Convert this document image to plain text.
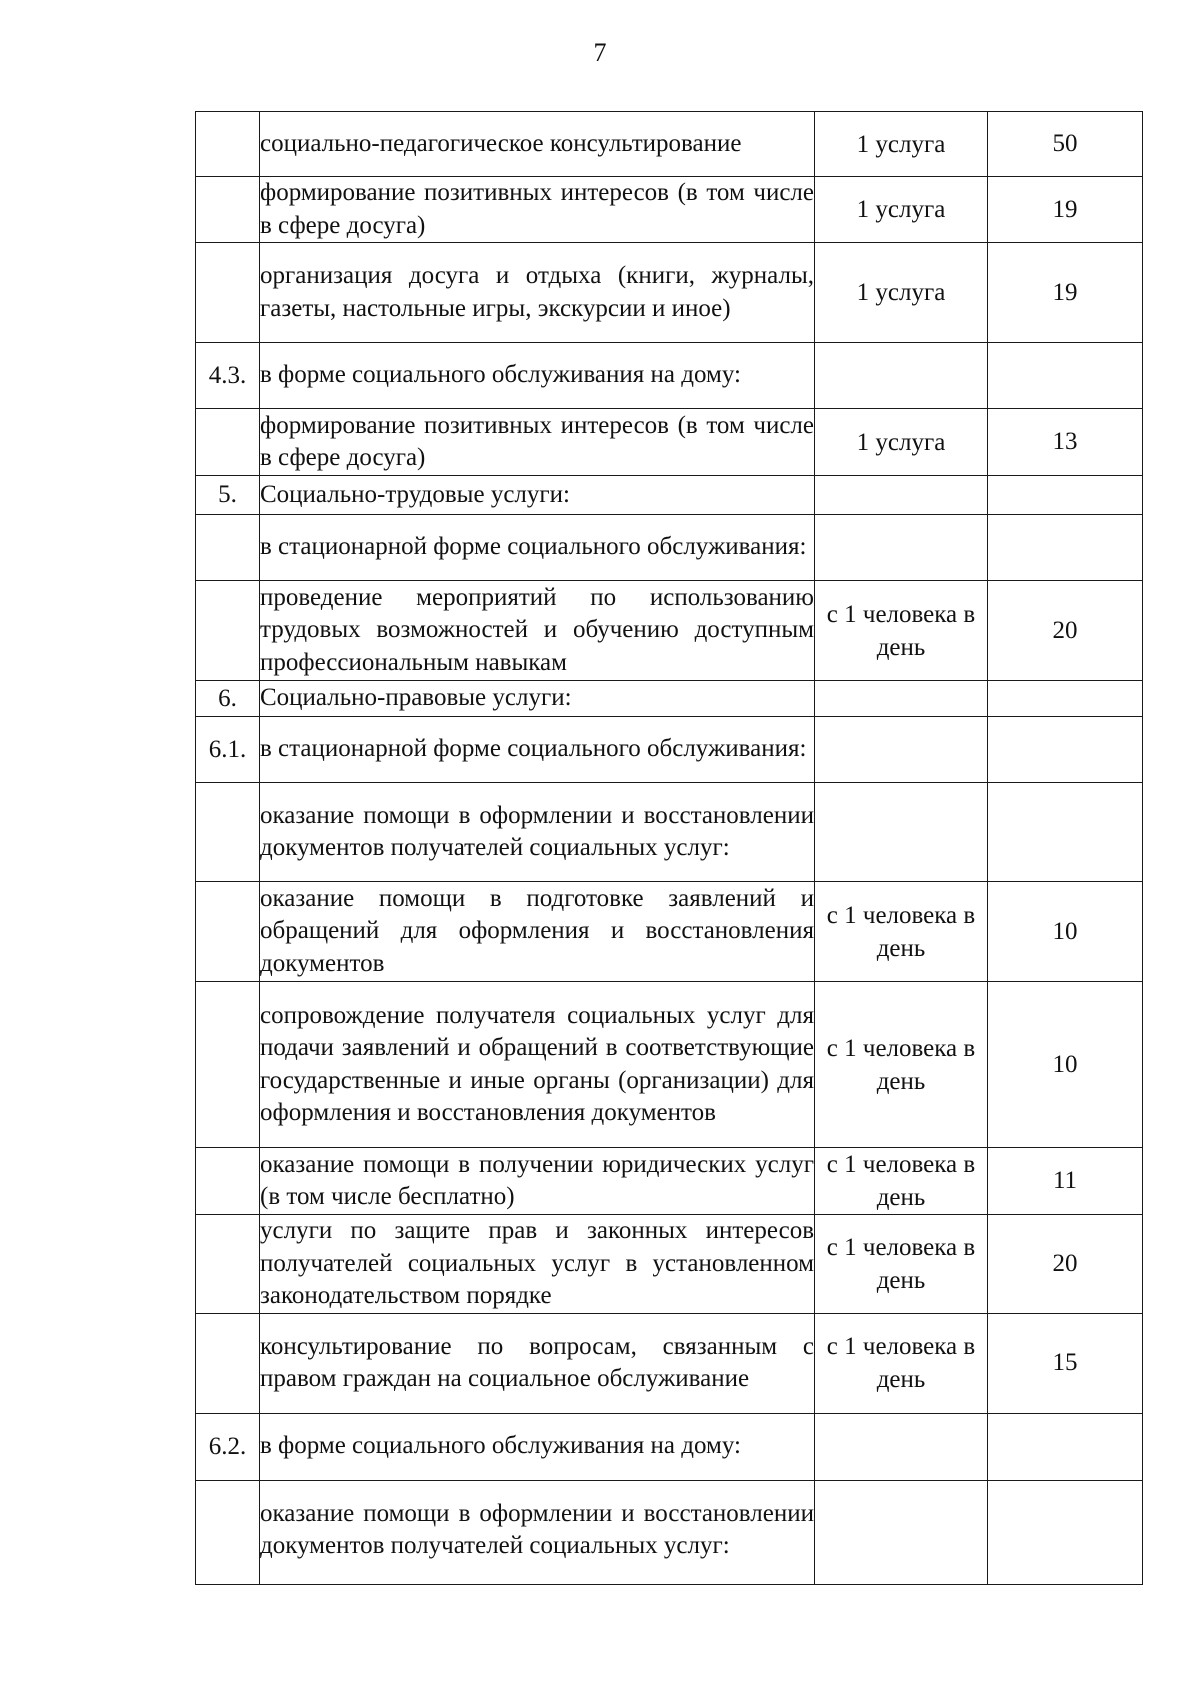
7
	социально-педагогическое консультирование	1 услуга	50
	формирование позитивных интересов (в том числе в сфере досуга)	1 услуга	19
	организация досуга и отдыха (книги, журналы, газеты, настольные игры, экскурсии и иное)	1 услуга	19
4.3.	в форме социального обслуживания на дому:		
	формирование позитивных интересов (в том числе в сфере досуга)	1 услуга	13
5.	Социально-трудовые услуги:		
	в стационарной форме социального обслуживания:		
	проведение мероприятий по использованию трудовых возможностей и обучению доступным профессиональным навыкам	с 1 человека в день	20
6.	Социально-правовые услуги:		
6.1.	в стационарной форме социального обслуживания:		
	оказание помощи в оформлении и восстановлении документов получателей социальных услуг:		
	оказание помощи в подготовке заявлений и обращений для оформления и восстановления документов	с 1 человека в день	10
	сопровождение получателя социальных услуг для подачи заявлений и обращений в соответствующие государственные и иные органы (организации) для оформления и восстановления документов	с 1 человека в день	10
	оказание помощи в получении юридических услуг (в том числе бесплатно)	с 1 человека в день	11
	услуги по защите прав и законных интересов получателей социальных услуг в установленном законодательством порядке	с 1 человека в день	20
	консультирование по вопросам, связанным с правом граждан на социальное обслуживание	с 1 человека в день	15
6.2.	в форме социального обслуживания на дому:		
	оказание помощи в оформлении и восстановлении документов получателей социальных услуг:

··········

## TASK DESCRIPTION
All the lines above are to be given again exactly as they read, with the pictures removed.

## TASK OUTPUT
Convert this document image to plain text.
7
	социально-педагогическое консультирование	1 услуга	50
	формирование позитивных интересов (в том числе в сфере досуга)	1 услуга	19
	организация досуга и отдыха (книги, журналы, газеты, настольные игры, экскурсии и иное)	1 услуга	19
4.3.	в форме социального обслуживания на дому:		
	формирование позитивных интересов (в том числе в сфере досуга)	1 услуга	13
5.	Социально-трудовые услуги:		
	в стационарной форме социального обслуживания:		
	проведение мероприятий по использованию трудовых возможностей и обучению доступным профессиональным навыкам	с 1 человека в день	20
6.	Социально-правовые услуги:		
6.1.	в стационарной форме социального обслуживания:		
	оказание помощи в оформлении и восстановлении документов получателей социальных услуг:		
	оказание помощи в подготовке заявлений и обращений для оформления и восстановления документов	с 1 человека в день	10
	сопровождение получателя социальных услуг для подачи заявлений и обращений в соответствующие государственные и иные органы (организации) для оформления и восстановления документов	с 1 человека в день	10
	оказание помощи в получении юридических услуг (в том числе бесплатно)	с 1 человека в день	11
	услуги по защите прав и законных интересов получателей социальных услуг в установленном законодательством порядке	с 1 человека в день	20
	консультирование по вопросам, связанным с правом граждан на социальное обслуживание	с 1 человека в день	15
6.2.	в форме социального обслуживания на дому:		
	оказание помощи в оформлении и восстановлении документов получателей социальных услуг:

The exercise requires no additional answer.